Instruction:
Go through the data below. Pull out every line that has the word "name".
***** Listing *****
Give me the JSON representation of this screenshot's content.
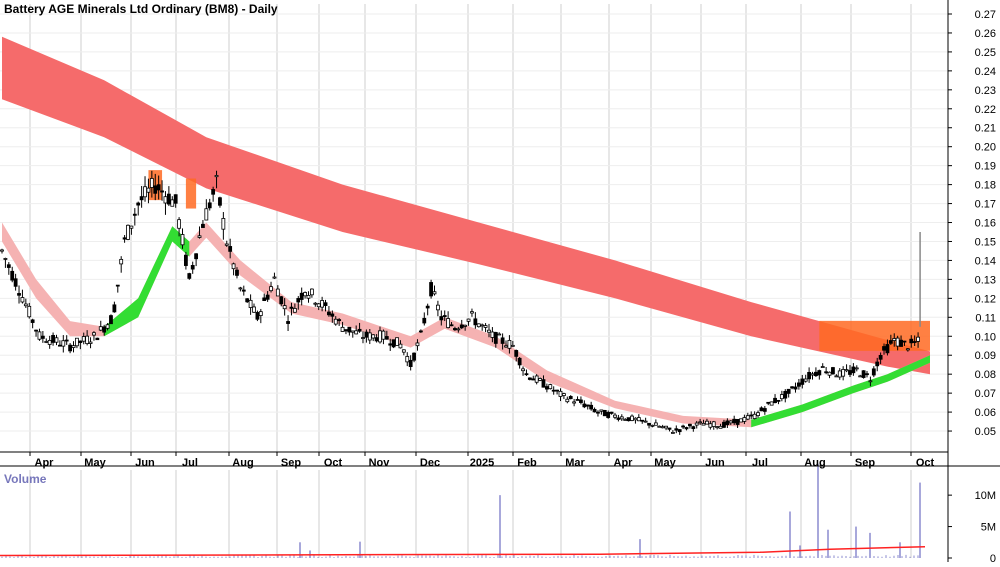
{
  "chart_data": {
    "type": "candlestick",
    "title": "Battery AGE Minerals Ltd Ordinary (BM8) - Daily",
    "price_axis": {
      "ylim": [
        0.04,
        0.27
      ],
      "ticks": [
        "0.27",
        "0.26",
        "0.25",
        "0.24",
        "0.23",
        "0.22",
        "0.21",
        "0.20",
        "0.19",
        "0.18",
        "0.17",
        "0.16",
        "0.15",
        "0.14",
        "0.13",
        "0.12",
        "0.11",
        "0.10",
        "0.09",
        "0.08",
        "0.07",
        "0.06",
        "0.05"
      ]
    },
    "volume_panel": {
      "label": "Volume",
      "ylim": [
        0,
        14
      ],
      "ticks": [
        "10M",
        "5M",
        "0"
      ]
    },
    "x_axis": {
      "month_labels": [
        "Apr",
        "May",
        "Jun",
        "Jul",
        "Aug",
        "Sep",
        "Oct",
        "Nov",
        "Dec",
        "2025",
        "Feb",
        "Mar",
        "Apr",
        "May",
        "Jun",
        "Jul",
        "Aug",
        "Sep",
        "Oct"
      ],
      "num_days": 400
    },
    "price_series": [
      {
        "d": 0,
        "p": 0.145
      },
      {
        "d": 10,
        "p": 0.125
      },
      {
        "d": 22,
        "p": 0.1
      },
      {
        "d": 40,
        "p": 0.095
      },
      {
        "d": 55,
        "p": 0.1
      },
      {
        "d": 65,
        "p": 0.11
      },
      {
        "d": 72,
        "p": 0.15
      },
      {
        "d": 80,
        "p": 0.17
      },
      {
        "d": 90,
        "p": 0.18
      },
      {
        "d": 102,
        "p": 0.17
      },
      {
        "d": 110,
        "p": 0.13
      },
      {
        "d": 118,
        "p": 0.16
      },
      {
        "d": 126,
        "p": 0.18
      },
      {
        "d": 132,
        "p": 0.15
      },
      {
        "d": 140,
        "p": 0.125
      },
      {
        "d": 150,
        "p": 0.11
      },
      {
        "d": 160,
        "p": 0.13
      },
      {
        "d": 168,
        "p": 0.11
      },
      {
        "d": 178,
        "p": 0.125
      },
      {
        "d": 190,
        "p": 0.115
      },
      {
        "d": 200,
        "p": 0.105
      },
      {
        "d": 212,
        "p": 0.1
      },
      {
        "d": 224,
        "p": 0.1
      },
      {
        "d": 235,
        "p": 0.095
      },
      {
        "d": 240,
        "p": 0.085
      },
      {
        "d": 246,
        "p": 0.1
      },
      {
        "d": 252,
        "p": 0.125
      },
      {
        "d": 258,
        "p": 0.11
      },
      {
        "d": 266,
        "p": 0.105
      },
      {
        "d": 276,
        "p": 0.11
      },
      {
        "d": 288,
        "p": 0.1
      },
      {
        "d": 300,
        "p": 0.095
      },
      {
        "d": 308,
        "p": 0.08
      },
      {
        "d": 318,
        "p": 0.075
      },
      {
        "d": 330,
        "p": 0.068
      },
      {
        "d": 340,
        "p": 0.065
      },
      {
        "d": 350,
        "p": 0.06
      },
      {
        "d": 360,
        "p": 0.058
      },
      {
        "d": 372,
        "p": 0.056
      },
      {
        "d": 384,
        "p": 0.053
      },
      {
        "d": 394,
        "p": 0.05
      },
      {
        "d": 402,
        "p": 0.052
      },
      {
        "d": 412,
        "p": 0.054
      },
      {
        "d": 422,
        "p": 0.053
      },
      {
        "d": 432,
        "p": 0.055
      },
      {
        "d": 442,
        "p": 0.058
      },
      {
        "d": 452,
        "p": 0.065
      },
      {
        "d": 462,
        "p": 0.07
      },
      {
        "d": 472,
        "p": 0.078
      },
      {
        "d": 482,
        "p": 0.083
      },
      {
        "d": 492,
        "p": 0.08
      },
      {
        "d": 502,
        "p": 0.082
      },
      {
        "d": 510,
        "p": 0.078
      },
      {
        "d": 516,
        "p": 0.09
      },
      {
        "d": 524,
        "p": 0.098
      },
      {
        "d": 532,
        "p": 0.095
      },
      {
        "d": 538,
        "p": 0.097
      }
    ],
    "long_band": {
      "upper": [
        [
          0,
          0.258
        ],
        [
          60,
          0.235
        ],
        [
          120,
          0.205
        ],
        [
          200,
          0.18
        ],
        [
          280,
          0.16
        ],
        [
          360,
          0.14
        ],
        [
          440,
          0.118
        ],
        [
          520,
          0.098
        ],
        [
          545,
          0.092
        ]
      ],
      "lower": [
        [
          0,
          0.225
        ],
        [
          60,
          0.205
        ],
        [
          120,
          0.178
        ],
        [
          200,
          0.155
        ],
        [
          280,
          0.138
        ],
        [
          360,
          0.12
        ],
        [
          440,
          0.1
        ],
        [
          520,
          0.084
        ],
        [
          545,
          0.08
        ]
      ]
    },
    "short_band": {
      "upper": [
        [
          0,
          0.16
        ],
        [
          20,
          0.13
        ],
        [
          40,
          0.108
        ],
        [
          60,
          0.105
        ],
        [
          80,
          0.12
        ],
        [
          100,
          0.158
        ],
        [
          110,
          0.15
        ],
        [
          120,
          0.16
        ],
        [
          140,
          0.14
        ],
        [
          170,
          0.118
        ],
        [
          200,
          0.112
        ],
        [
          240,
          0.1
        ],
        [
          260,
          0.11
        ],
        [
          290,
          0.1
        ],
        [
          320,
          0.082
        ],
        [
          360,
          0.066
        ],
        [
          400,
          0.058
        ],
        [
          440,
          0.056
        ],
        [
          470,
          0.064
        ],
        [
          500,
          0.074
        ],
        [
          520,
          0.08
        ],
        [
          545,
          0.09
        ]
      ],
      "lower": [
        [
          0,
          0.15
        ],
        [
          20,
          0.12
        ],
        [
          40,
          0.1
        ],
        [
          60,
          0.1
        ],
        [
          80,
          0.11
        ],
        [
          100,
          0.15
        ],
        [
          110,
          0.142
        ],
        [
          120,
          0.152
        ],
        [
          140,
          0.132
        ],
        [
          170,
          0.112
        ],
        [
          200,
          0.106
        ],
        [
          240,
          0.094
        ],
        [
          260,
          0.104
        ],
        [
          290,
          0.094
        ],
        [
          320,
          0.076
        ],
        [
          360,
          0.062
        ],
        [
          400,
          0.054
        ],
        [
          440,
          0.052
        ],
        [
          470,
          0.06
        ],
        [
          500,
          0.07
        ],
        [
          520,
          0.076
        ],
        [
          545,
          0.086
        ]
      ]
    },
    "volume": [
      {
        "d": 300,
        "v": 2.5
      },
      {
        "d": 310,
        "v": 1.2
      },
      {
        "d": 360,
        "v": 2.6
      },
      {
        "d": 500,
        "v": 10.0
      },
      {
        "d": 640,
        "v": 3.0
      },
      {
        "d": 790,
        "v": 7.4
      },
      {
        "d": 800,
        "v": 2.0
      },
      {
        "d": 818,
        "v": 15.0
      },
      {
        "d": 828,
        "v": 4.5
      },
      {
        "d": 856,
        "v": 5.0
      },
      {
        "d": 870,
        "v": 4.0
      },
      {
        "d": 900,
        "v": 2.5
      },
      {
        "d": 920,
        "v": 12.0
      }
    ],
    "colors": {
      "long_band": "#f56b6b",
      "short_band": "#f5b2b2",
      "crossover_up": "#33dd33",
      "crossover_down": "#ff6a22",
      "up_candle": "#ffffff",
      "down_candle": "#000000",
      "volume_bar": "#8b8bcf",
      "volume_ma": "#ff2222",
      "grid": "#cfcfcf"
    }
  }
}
*****
***** Listing *****
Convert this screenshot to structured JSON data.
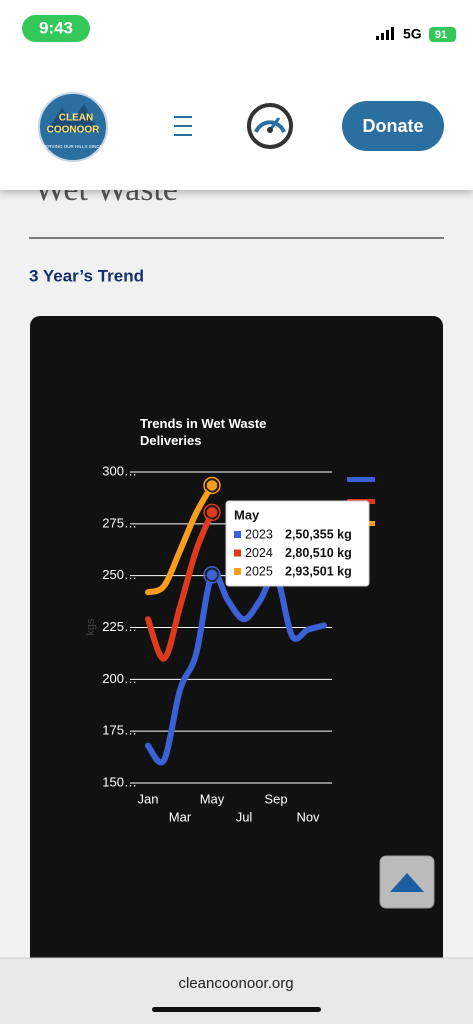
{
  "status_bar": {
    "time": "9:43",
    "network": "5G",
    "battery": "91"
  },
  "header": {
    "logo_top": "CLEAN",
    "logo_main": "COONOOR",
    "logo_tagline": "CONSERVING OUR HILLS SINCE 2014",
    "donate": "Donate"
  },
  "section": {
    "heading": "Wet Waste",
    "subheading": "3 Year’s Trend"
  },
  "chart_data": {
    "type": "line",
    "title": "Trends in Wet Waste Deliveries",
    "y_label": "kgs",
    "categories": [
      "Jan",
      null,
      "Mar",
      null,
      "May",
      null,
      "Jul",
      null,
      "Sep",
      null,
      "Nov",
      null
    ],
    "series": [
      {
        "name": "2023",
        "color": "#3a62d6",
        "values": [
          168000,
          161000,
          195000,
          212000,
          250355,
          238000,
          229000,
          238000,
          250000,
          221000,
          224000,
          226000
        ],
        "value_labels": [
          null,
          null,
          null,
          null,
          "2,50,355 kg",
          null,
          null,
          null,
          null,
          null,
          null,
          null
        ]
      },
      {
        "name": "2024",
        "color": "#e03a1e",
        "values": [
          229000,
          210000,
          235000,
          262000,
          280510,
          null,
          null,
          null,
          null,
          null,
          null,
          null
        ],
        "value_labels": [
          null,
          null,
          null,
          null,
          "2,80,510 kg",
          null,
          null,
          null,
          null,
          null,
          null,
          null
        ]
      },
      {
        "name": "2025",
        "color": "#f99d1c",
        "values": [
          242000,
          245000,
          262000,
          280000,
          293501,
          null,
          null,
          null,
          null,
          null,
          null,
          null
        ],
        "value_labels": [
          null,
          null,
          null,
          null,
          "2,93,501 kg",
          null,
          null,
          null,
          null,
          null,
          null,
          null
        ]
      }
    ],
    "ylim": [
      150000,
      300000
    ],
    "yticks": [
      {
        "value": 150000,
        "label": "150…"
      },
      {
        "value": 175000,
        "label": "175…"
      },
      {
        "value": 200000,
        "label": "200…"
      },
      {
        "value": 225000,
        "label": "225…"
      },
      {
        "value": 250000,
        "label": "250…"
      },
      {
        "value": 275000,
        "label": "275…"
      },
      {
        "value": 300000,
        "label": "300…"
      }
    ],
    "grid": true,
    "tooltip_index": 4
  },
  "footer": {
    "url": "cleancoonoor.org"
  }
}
*****
***** Listing *****
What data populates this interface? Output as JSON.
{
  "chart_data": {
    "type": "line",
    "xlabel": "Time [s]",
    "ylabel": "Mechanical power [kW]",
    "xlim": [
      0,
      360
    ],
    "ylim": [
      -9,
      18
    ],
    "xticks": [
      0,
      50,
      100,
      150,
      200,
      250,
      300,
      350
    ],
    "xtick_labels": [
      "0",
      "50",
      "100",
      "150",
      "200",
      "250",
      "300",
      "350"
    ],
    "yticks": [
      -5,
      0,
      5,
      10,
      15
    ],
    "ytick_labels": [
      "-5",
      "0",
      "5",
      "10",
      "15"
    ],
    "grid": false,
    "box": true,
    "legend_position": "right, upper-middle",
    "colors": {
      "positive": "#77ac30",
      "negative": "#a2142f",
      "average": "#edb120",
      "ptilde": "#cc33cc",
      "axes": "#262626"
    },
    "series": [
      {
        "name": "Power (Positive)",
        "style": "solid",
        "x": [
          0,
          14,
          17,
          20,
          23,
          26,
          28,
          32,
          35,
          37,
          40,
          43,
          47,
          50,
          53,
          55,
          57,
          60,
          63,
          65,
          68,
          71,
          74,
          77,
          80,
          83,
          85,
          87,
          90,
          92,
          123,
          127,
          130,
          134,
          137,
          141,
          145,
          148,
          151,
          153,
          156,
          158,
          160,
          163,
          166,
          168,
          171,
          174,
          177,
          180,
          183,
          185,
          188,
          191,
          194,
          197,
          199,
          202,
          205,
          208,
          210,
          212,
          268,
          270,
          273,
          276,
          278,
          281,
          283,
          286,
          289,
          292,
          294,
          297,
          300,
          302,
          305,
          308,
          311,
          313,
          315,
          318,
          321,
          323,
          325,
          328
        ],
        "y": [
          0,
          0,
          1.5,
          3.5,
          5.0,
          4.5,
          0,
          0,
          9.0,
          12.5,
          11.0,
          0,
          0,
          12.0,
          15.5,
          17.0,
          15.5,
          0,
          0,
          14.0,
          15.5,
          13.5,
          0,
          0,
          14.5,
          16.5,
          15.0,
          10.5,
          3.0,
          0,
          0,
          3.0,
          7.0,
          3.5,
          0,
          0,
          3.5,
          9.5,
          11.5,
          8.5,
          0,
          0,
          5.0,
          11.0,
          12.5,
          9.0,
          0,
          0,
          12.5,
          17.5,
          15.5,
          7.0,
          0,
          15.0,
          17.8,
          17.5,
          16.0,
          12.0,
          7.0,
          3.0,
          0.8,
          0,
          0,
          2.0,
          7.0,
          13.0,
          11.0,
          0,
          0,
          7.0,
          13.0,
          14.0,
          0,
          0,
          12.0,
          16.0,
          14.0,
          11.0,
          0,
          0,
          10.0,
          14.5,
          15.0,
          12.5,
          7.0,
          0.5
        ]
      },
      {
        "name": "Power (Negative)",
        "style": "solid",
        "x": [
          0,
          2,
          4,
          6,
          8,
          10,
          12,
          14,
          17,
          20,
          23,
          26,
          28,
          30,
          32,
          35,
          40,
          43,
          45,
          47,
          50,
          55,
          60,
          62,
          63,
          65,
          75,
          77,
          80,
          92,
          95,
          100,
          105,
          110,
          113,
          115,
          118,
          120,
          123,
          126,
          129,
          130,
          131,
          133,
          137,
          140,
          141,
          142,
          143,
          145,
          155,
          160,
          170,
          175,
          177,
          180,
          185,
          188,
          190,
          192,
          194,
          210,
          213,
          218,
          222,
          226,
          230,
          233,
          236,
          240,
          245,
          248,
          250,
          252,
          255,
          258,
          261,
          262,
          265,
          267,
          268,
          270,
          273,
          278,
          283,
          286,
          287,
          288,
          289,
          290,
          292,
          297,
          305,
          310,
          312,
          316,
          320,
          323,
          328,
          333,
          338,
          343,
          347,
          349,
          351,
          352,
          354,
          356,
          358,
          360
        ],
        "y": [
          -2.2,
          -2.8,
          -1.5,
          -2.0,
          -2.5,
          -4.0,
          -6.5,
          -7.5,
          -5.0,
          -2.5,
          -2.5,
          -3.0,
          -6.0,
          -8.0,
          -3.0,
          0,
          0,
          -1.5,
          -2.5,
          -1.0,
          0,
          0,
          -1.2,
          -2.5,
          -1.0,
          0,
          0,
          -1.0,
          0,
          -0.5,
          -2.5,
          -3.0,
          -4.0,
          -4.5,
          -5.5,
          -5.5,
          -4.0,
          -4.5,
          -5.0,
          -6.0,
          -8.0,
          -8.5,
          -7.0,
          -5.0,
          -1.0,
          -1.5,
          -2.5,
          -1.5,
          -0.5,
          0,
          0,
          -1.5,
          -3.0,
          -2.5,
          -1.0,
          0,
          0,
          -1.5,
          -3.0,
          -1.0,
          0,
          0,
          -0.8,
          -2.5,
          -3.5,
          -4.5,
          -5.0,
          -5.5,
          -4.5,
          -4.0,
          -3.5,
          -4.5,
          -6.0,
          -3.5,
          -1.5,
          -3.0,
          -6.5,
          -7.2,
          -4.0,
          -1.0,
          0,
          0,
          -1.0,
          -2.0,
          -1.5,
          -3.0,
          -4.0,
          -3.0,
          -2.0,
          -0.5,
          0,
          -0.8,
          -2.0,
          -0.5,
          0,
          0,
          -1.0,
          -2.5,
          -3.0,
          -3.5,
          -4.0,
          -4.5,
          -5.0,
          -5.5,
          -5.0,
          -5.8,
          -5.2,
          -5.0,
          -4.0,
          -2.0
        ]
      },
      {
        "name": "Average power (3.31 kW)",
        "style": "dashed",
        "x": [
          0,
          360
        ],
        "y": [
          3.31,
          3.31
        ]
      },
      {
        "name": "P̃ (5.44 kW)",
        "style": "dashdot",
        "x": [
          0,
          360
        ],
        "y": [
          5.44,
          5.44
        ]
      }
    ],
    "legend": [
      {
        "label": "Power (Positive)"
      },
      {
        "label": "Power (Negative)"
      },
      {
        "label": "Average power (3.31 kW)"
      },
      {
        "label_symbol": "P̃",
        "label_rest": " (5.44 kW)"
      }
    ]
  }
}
*****
The output:
        "name": "2023",
        "name": "2024",
        "name": "2025",
        "name": "Power (Positive)",
        "name": "Power (Negative)",
        "name": "Average power (3.31 kW)",
        "name": "P̃ (5.44 kW)",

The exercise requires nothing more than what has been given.